------ INPUT MATERIAL ------

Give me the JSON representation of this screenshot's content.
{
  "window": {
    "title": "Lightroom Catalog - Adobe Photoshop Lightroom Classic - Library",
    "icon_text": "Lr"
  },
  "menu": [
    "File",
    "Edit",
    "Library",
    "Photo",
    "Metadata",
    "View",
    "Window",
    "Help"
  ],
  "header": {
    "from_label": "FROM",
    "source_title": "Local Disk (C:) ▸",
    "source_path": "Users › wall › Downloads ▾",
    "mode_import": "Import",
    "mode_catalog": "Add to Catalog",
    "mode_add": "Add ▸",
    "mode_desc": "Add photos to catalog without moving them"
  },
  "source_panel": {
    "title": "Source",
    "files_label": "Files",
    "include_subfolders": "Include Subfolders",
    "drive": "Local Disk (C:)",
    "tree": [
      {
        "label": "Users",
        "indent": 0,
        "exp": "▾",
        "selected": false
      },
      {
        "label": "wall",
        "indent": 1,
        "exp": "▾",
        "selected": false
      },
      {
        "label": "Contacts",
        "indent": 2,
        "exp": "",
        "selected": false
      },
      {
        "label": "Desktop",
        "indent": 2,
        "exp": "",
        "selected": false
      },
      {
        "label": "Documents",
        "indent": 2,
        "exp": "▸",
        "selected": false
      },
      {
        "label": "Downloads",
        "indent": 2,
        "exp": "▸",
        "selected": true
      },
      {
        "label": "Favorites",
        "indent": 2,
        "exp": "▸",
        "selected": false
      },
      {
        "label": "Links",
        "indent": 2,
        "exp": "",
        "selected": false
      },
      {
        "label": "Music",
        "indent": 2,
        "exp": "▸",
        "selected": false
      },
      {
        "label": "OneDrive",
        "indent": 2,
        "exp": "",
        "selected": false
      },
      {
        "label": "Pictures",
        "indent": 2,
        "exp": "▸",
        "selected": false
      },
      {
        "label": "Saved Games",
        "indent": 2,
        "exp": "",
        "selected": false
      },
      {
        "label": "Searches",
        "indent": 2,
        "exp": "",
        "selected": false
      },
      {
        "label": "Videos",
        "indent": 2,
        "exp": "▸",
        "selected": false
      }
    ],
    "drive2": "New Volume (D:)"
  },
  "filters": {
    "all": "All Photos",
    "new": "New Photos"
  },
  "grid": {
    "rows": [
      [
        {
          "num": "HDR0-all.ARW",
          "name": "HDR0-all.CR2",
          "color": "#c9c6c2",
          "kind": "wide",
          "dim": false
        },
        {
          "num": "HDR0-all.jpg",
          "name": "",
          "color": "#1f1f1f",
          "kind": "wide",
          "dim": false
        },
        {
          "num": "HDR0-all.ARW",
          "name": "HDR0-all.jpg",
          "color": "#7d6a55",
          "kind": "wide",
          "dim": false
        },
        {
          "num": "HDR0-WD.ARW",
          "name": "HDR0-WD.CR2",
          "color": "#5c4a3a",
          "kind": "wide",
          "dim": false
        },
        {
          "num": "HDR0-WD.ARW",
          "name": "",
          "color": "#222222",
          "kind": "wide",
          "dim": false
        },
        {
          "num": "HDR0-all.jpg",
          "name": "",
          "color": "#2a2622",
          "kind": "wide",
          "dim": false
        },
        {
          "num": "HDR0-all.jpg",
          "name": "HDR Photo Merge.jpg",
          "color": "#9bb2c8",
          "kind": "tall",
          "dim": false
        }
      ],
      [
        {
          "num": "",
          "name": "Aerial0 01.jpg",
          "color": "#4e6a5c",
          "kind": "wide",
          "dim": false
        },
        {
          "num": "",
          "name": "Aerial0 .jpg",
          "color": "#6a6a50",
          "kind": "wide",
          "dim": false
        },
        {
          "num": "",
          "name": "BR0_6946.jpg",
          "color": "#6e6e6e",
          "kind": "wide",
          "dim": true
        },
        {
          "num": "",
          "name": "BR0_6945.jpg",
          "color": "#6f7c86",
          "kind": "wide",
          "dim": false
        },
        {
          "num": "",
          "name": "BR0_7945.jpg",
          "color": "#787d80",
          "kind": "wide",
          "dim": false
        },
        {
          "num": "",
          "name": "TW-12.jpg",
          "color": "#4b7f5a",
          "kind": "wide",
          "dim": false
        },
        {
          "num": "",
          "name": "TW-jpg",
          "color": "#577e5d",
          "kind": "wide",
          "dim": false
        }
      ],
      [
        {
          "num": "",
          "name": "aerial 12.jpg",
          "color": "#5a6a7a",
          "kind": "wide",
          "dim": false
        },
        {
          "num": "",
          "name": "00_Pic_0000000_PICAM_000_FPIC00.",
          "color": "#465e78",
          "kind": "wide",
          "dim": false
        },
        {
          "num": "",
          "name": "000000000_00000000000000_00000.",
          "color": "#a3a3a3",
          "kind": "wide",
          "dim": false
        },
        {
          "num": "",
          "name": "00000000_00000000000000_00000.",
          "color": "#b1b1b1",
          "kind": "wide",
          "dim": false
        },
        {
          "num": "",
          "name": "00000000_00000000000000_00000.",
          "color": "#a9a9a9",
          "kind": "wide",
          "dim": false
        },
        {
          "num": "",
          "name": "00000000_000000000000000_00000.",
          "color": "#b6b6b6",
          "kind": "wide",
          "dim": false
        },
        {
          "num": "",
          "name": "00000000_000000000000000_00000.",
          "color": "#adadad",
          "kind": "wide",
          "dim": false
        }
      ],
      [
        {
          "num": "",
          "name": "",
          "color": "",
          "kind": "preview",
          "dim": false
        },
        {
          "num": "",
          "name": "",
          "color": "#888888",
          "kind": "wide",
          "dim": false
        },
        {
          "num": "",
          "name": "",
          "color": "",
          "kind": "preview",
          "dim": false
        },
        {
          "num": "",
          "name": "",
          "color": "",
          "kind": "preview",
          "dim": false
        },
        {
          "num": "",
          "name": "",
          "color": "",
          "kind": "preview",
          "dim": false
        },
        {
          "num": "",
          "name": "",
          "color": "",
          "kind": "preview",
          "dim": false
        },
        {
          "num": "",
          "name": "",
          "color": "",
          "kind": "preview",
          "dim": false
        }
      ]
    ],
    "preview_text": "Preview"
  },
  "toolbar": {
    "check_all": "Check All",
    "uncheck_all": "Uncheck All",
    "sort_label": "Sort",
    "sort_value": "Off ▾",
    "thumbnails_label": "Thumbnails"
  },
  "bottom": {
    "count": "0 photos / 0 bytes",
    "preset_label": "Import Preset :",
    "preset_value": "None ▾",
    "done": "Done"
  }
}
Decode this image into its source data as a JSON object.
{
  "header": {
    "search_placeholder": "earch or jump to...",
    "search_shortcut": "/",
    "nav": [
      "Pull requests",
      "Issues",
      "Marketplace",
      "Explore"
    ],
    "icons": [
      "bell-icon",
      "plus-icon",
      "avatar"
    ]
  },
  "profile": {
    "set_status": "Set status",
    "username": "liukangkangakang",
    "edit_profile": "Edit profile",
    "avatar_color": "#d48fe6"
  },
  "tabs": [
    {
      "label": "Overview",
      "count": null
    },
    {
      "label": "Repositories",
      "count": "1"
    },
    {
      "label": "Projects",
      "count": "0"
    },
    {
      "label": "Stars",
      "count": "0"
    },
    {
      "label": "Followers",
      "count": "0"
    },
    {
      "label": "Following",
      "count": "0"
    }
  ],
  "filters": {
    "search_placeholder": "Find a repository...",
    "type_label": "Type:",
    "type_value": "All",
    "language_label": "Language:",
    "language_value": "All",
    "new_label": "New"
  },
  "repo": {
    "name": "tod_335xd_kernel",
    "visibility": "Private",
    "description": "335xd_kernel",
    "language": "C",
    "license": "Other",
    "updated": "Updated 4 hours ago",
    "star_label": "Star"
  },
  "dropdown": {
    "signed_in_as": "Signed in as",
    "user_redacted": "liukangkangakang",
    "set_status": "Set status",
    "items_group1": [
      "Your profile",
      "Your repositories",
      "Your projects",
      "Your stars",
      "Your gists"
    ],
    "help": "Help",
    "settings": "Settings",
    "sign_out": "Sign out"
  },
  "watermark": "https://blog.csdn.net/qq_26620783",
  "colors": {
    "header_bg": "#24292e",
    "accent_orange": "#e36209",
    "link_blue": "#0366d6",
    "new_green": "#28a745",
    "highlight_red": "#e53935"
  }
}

------

**SHORT PROBLEM:** Collect every line with the string "wall" from the records, and copy each.

**WORKED SOLUTION:**
    "source_path": "Users › wall › Downloads ▾",
        "label": "wall",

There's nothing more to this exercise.